## WHAT TO DO
Leave out the pictures and copy every record exactly.

────────────────────────────────────────

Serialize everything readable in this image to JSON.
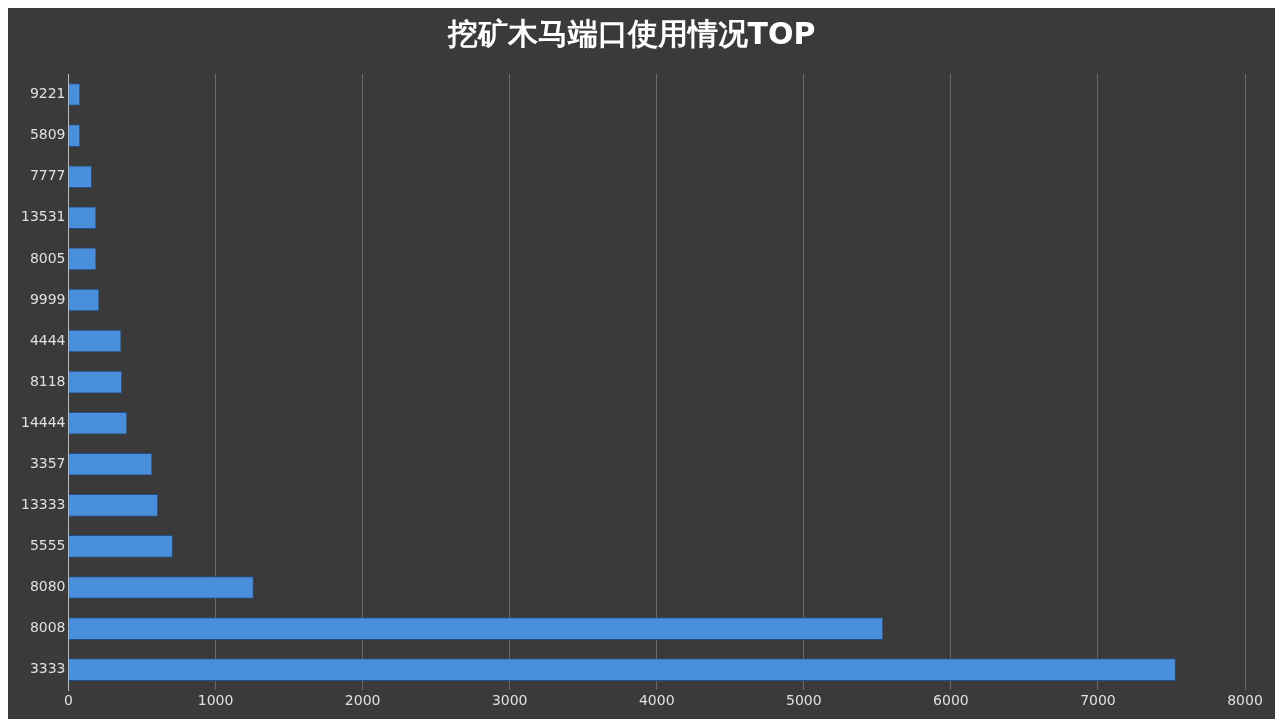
{
  "chart_data": {
    "type": "bar",
    "orientation": "horizontal",
    "title": "挖矿木马端口使用情况TOP",
    "categories": [
      "9221",
      "5809",
      "7777",
      "13531",
      "8005",
      "9999",
      "4444",
      "8118",
      "14444",
      "3357",
      "13333",
      "5555",
      "8080",
      "8008",
      "3333"
    ],
    "values": [
      80,
      80,
      160,
      190,
      190,
      210,
      360,
      365,
      400,
      570,
      610,
      710,
      1260,
      5540,
      7530
    ],
    "color": "#4a8fdc",
    "xlim": [
      0,
      8000
    ],
    "xticks": [
      0,
      1000,
      2000,
      3000,
      4000,
      5000,
      6000,
      7000,
      8000
    ],
    "grid": "x",
    "legend": false
  }
}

────────────────────────────────────────

## WRITTEN ANSWER
Serialize everything readable in this image to JSON.
{
  "chart_data": {
    "type": "bar",
    "orientation": "horizontal",
    "title": "挖矿木马端口使用情况TOP",
    "categories": [
      "9221",
      "5809",
      "7777",
      "13531",
      "8005",
      "9999",
      "4444",
      "8118",
      "14444",
      "3357",
      "13333",
      "5555",
      "8080",
      "8008",
      "3333"
    ],
    "values": [
      80,
      80,
      160,
      190,
      190,
      210,
      360,
      365,
      400,
      570,
      610,
      710,
      1260,
      5540,
      7530
    ],
    "color": "#4a8fdc",
    "xlim": [
      0,
      8000
    ],
    "xticks": [
      0,
      1000,
      2000,
      3000,
      4000,
      5000,
      6000,
      7000,
      8000
    ],
    "grid": "x",
    "legend": false
  }
}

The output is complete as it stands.